— Your objective —
Below are the records; locate each line with the word "info" and copy it.

Start Data records

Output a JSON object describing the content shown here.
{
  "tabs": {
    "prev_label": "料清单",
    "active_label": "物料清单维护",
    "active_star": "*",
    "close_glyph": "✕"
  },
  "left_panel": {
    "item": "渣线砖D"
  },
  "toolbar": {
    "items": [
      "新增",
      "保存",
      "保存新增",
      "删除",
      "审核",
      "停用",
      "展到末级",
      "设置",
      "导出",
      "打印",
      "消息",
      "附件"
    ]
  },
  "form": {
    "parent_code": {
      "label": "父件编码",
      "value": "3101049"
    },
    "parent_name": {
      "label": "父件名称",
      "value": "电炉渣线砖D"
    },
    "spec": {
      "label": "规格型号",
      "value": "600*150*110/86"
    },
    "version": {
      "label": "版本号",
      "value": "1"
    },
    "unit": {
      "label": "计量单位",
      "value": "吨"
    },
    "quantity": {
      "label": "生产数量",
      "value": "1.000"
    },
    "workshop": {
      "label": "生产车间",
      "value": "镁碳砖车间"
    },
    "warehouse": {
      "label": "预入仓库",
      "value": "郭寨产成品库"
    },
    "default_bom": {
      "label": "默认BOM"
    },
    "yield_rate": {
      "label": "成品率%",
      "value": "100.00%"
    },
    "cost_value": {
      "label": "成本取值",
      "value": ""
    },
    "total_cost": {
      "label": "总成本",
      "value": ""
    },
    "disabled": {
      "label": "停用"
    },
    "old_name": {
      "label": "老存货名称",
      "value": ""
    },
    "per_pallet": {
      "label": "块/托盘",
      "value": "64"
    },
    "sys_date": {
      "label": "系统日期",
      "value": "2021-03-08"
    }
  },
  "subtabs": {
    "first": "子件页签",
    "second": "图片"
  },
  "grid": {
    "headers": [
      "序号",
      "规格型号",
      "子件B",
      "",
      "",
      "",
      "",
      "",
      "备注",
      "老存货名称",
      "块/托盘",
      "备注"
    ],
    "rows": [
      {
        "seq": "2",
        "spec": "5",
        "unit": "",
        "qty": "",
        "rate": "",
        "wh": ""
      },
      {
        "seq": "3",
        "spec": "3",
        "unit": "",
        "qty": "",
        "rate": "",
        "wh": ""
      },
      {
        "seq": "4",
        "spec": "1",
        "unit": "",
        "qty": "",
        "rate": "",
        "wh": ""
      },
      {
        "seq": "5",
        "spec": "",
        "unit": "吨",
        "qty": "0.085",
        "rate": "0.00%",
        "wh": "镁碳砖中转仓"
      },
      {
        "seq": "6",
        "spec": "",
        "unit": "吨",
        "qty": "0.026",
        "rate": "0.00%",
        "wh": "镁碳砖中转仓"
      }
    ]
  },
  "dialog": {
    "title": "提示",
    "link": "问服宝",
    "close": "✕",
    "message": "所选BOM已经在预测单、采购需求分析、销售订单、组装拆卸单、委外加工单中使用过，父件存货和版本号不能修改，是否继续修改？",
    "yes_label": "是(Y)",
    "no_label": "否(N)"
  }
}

End Data records
Start Data records

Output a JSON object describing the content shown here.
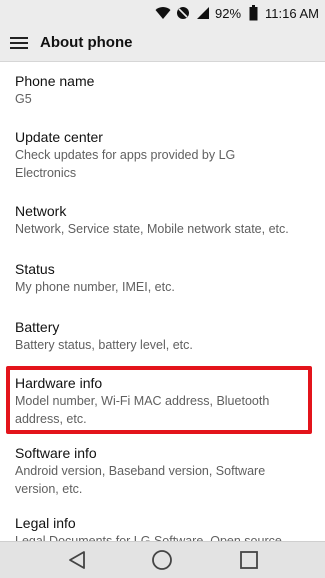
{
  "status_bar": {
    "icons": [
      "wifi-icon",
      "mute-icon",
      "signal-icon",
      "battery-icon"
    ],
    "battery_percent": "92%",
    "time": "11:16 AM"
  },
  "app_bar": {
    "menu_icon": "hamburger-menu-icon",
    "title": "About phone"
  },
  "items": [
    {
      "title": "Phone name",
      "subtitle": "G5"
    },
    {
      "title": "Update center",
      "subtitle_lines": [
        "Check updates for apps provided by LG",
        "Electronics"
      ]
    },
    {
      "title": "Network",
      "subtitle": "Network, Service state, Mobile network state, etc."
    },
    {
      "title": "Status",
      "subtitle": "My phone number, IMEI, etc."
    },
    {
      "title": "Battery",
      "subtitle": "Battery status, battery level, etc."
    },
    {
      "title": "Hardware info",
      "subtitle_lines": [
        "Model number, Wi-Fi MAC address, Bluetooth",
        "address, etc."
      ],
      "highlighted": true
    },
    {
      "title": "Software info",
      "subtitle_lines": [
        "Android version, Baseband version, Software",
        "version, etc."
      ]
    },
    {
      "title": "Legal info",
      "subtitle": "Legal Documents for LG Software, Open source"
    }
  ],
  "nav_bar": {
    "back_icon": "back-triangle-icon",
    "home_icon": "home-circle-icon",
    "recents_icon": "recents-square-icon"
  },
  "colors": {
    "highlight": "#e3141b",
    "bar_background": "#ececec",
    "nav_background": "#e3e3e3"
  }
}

End Data records
Start Data records

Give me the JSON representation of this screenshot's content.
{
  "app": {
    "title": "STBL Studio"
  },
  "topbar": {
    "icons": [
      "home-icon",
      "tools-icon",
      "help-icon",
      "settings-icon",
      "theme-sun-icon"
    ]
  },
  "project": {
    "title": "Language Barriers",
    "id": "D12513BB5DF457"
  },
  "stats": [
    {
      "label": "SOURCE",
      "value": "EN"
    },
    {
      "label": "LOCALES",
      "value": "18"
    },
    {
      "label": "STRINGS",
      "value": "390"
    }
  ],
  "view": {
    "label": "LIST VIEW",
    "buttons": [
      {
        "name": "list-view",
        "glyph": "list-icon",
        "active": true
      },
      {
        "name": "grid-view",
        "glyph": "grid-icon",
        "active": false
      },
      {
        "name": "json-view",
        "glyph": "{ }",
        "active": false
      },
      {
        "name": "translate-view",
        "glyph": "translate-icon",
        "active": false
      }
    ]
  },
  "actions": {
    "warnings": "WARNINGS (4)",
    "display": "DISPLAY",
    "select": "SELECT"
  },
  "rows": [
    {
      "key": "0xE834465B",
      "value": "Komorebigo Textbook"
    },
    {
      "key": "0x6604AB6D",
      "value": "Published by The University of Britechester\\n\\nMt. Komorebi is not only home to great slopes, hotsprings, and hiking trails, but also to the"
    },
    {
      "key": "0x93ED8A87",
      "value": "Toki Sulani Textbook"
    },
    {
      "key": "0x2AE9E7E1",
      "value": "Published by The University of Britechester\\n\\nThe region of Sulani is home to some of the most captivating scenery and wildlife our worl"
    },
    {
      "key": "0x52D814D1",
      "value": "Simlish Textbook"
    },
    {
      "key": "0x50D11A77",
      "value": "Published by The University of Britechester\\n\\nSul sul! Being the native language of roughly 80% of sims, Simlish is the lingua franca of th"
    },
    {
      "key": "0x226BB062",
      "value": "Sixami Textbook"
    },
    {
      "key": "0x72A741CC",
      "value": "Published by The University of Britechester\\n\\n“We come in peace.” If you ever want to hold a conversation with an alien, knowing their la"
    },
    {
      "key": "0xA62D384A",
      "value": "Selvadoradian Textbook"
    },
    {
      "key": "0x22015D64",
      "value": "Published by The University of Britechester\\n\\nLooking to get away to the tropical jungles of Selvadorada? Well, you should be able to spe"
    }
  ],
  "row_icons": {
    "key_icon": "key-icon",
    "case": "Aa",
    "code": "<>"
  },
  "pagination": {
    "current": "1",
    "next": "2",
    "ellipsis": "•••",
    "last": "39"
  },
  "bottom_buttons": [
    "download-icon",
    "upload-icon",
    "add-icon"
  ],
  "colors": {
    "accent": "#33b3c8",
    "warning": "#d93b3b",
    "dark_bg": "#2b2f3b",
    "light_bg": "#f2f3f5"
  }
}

End Data records

— Solution for this problem —
      "title": "Hardware info",
      "title": "Software info",
      "title": "Legal info",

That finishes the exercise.